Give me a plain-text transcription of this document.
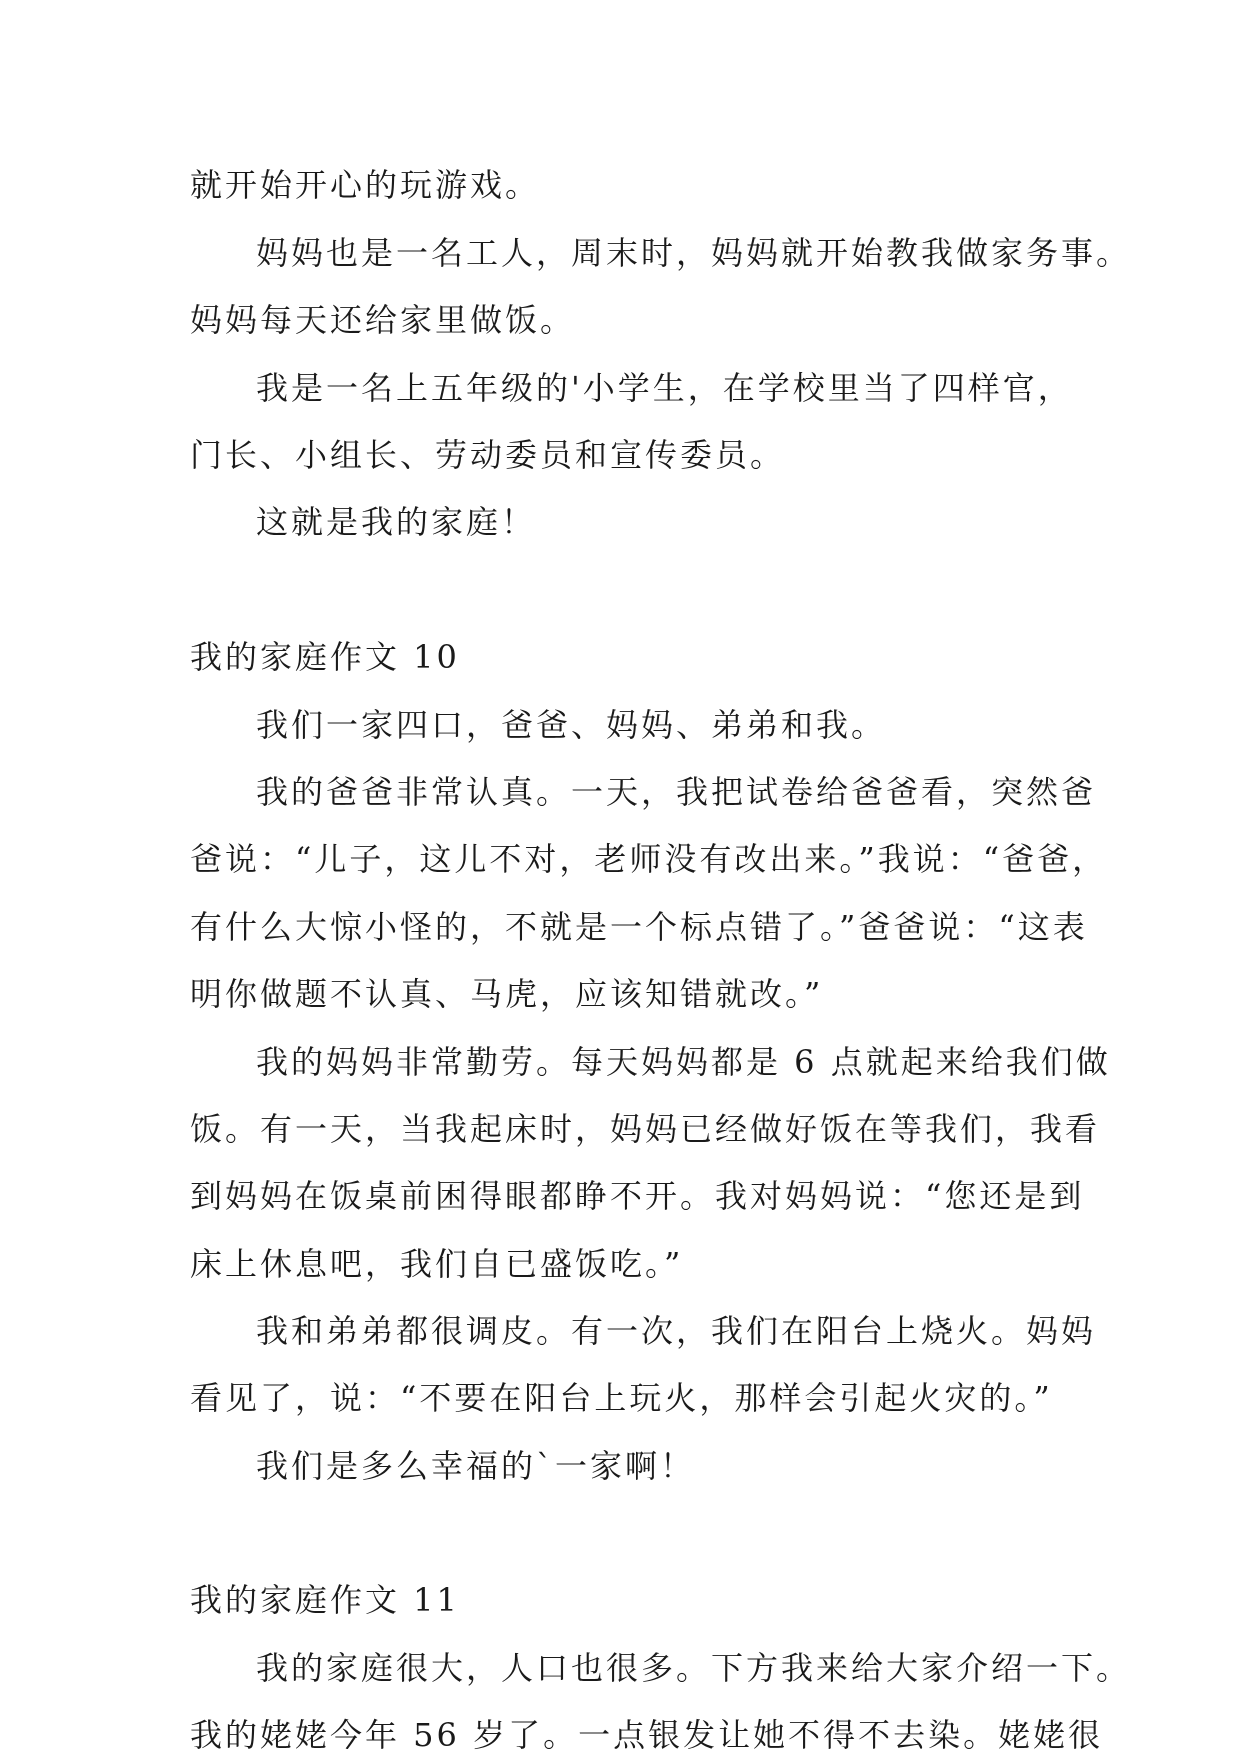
就开始开心的玩游戏。
妈妈也是一名工人，周末时，妈妈就开始教我做家务事。
妈妈每天还给家里做饭。
我是一名上五年级的'小学生，在学校里当了四样官，
门长、小组长、劳动委员和宣传委员。
这就是我的家庭！
我的家庭作文 10
我们一家四口，爸爸、妈妈、弟弟和我。
我的爸爸非常认真。一天，我把试卷给爸爸看，突然爸
爸说：“儿子，这儿不对，老师没有改出来。”我说：“爸爸，
有什么大惊小怪的，不就是一个标点错了。”爸爸说：“这表
明你做题不认真、马虎，应该知错就改。”
我的妈妈非常勤劳。每天妈妈都是 6 点就起来给我们做
饭。有一天，当我起床时，妈妈已经做好饭在等我们，我看
到妈妈在饭桌前困得眼都睁不开。我对妈妈说：“您还是到
床上休息吧，我们自已盛饭吃。”
我和弟弟都很调皮。有一次，我们在阳台上烧火。妈妈
看见了，说：“不要在阳台上玩火，那样会引起火灾的。”
我们是多么幸福的`一家啊！
我的家庭作文 11
我的家庭很大，人口也很多。下方我来给大家介绍一下。
我的姥姥今年 56 岁了。一点银发让她不得不去染。姥姥很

┄┄┄┄┄┄┄┄┄┄

Stated goal -
Transcribe all of the entries word for word, but skip any pictures they contain.

Written solution -
Give me a plain-text transcription of this document.
就开始开心的玩游戏。
妈妈也是一名工人，周末时，妈妈就开始教我做家务事。
妈妈每天还给家里做饭。
我是一名上五年级的'小学生，在学校里当了四样官，
门长、小组长、劳动委员和宣传委员。
这就是我的家庭！
我的家庭作文 10
我们一家四口，爸爸、妈妈、弟弟和我。
我的爸爸非常认真。一天，我把试卷给爸爸看，突然爸
爸说：“儿子，这儿不对，老师没有改出来。”我说：“爸爸，
有什么大惊小怪的，不就是一个标点错了。”爸爸说：“这表
明你做题不认真、马虎，应该知错就改。”
我的妈妈非常勤劳。每天妈妈都是 6 点就起来给我们做
饭。有一天，当我起床时，妈妈已经做好饭在等我们，我看
到妈妈在饭桌前困得眼都睁不开。我对妈妈说：“您还是到
床上休息吧，我们自已盛饭吃。”
我和弟弟都很调皮。有一次，我们在阳台上烧火。妈妈
看见了，说：“不要在阳台上玩火，那样会引起火灾的。”
我们是多么幸福的`一家啊！
我的家庭作文 11
我的家庭很大，人口也很多。下方我来给大家介绍一下。
我的姥姥今年 56 岁了。一点银发让她不得不去染。姥姥很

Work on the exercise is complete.